Exercise: Extract the records below word for word and ignore the images.

Records about charts and figures
• • • • •

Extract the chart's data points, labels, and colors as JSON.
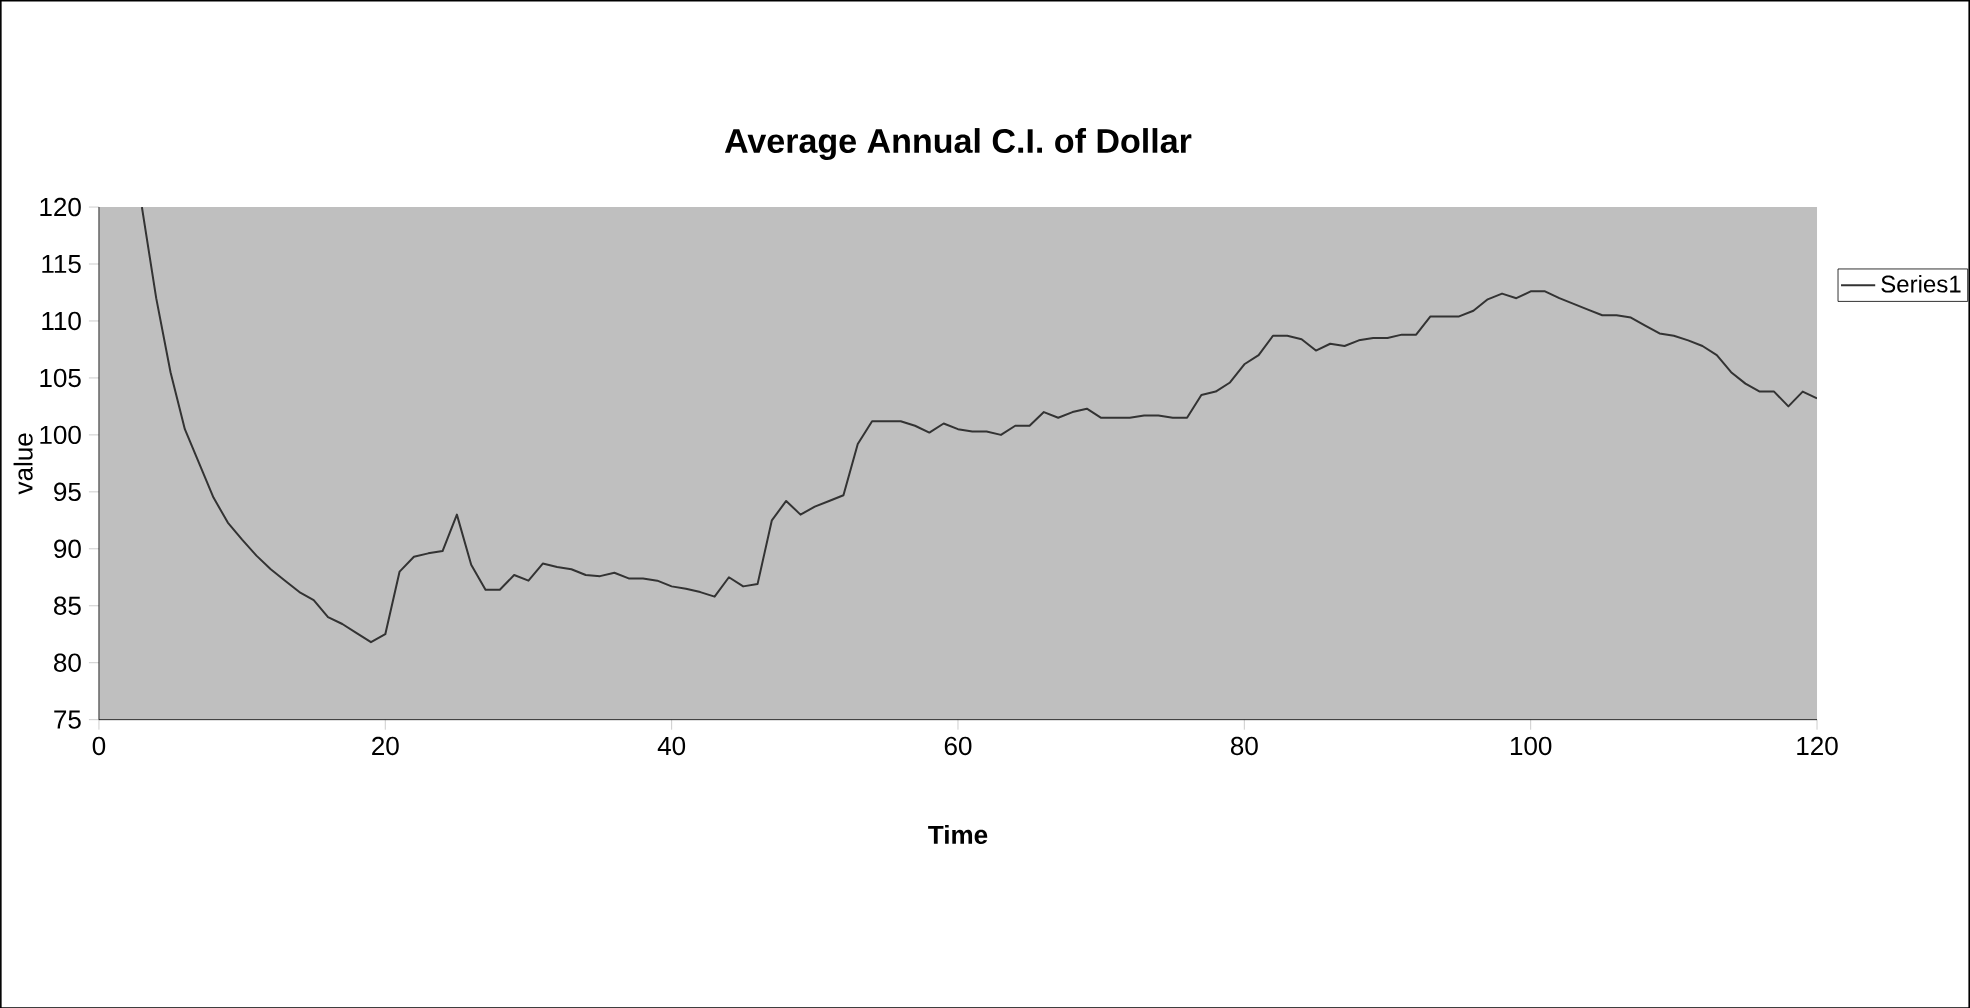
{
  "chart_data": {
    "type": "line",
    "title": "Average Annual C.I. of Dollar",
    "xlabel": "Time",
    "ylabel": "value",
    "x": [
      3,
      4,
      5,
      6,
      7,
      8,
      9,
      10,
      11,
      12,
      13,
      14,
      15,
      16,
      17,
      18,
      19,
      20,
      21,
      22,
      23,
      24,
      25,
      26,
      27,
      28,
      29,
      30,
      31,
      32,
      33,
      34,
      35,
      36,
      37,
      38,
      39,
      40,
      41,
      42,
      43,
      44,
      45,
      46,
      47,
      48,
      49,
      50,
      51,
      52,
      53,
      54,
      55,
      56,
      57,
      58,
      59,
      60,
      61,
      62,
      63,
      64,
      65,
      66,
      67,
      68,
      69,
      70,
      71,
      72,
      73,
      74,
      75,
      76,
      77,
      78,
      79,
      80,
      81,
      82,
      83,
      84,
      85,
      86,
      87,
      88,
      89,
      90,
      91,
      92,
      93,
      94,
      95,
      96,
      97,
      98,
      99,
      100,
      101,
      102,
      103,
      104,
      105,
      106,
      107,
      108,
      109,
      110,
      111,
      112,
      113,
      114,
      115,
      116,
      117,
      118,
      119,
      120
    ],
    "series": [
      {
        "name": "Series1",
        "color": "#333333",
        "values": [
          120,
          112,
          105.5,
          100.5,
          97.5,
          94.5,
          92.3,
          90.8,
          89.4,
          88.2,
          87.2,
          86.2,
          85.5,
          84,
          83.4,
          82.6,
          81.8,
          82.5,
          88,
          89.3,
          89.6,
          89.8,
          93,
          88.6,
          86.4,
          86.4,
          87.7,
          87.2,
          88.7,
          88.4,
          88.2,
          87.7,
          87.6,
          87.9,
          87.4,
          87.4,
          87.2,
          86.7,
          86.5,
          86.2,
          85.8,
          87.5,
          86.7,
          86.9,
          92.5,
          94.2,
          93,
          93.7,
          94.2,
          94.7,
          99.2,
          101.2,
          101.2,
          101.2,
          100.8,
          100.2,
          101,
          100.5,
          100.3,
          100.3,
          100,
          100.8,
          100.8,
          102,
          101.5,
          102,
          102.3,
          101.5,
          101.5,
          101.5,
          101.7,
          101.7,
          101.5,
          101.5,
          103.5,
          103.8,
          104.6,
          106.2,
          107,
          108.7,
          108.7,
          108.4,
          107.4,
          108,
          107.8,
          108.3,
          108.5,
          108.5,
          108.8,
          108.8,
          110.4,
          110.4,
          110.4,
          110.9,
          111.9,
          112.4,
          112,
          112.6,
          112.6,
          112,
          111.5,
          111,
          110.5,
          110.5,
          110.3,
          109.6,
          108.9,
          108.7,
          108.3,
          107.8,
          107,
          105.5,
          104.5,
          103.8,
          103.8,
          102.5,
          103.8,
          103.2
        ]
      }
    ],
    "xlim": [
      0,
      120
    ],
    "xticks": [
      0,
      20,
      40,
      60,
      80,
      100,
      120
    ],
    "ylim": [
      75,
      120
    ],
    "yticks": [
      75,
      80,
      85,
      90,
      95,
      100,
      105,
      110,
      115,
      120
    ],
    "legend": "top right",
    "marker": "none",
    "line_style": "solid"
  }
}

• • • • •

Output for this exercise:
Extract the chart's data points, labels, and colors as JSON.
{
  "chart_data": {
    "type": "line",
    "title": "Average Annual C.I. of Dollar",
    "xlabel": "Time",
    "ylabel": "value",
    "x": [
      3,
      4,
      5,
      6,
      7,
      8,
      9,
      10,
      11,
      12,
      13,
      14,
      15,
      16,
      17,
      18,
      19,
      20,
      21,
      22,
      23,
      24,
      25,
      26,
      27,
      28,
      29,
      30,
      31,
      32,
      33,
      34,
      35,
      36,
      37,
      38,
      39,
      40,
      41,
      42,
      43,
      44,
      45,
      46,
      47,
      48,
      49,
      50,
      51,
      52,
      53,
      54,
      55,
      56,
      57,
      58,
      59,
      60,
      61,
      62,
      63,
      64,
      65,
      66,
      67,
      68,
      69,
      70,
      71,
      72,
      73,
      74,
      75,
      76,
      77,
      78,
      79,
      80,
      81,
      82,
      83,
      84,
      85,
      86,
      87,
      88,
      89,
      90,
      91,
      92,
      93,
      94,
      95,
      96,
      97,
      98,
      99,
      100,
      101,
      102,
      103,
      104,
      105,
      106,
      107,
      108,
      109,
      110,
      111,
      112,
      113,
      114,
      115,
      116,
      117,
      118,
      119,
      120
    ],
    "series": [
      {
        "name": "Series1",
        "color": "#333333",
        "values": [
          120,
          112,
          105.5,
          100.5,
          97.5,
          94.5,
          92.3,
          90.8,
          89.4,
          88.2,
          87.2,
          86.2,
          85.5,
          84,
          83.4,
          82.6,
          81.8,
          82.5,
          88,
          89.3,
          89.6,
          89.8,
          93,
          88.6,
          86.4,
          86.4,
          87.7,
          87.2,
          88.7,
          88.4,
          88.2,
          87.7,
          87.6,
          87.9,
          87.4,
          87.4,
          87.2,
          86.7,
          86.5,
          86.2,
          85.8,
          87.5,
          86.7,
          86.9,
          92.5,
          94.2,
          93,
          93.7,
          94.2,
          94.7,
          99.2,
          101.2,
          101.2,
          101.2,
          100.8,
          100.2,
          101,
          100.5,
          100.3,
          100.3,
          100,
          100.8,
          100.8,
          102,
          101.5,
          102,
          102.3,
          101.5,
          101.5,
          101.5,
          101.7,
          101.7,
          101.5,
          101.5,
          103.5,
          103.8,
          104.6,
          106.2,
          107,
          108.7,
          108.7,
          108.4,
          107.4,
          108,
          107.8,
          108.3,
          108.5,
          108.5,
          108.8,
          108.8,
          110.4,
          110.4,
          110.4,
          110.9,
          111.9,
          112.4,
          112,
          112.6,
          112.6,
          112,
          111.5,
          111,
          110.5,
          110.5,
          110.3,
          109.6,
          108.9,
          108.7,
          108.3,
          107.8,
          107,
          105.5,
          104.5,
          103.8,
          103.8,
          102.5,
          103.8,
          103.2
        ]
      }
    ],
    "xlim": [
      0,
      120
    ],
    "xticks": [
      0,
      20,
      40,
      60,
      80,
      100,
      120
    ],
    "ylim": [
      75,
      120
    ],
    "yticks": [
      75,
      80,
      85,
      90,
      95,
      100,
      105,
      110,
      115,
      120
    ],
    "legend": "top right",
    "marker": "none",
    "line_style": "solid"
  }
}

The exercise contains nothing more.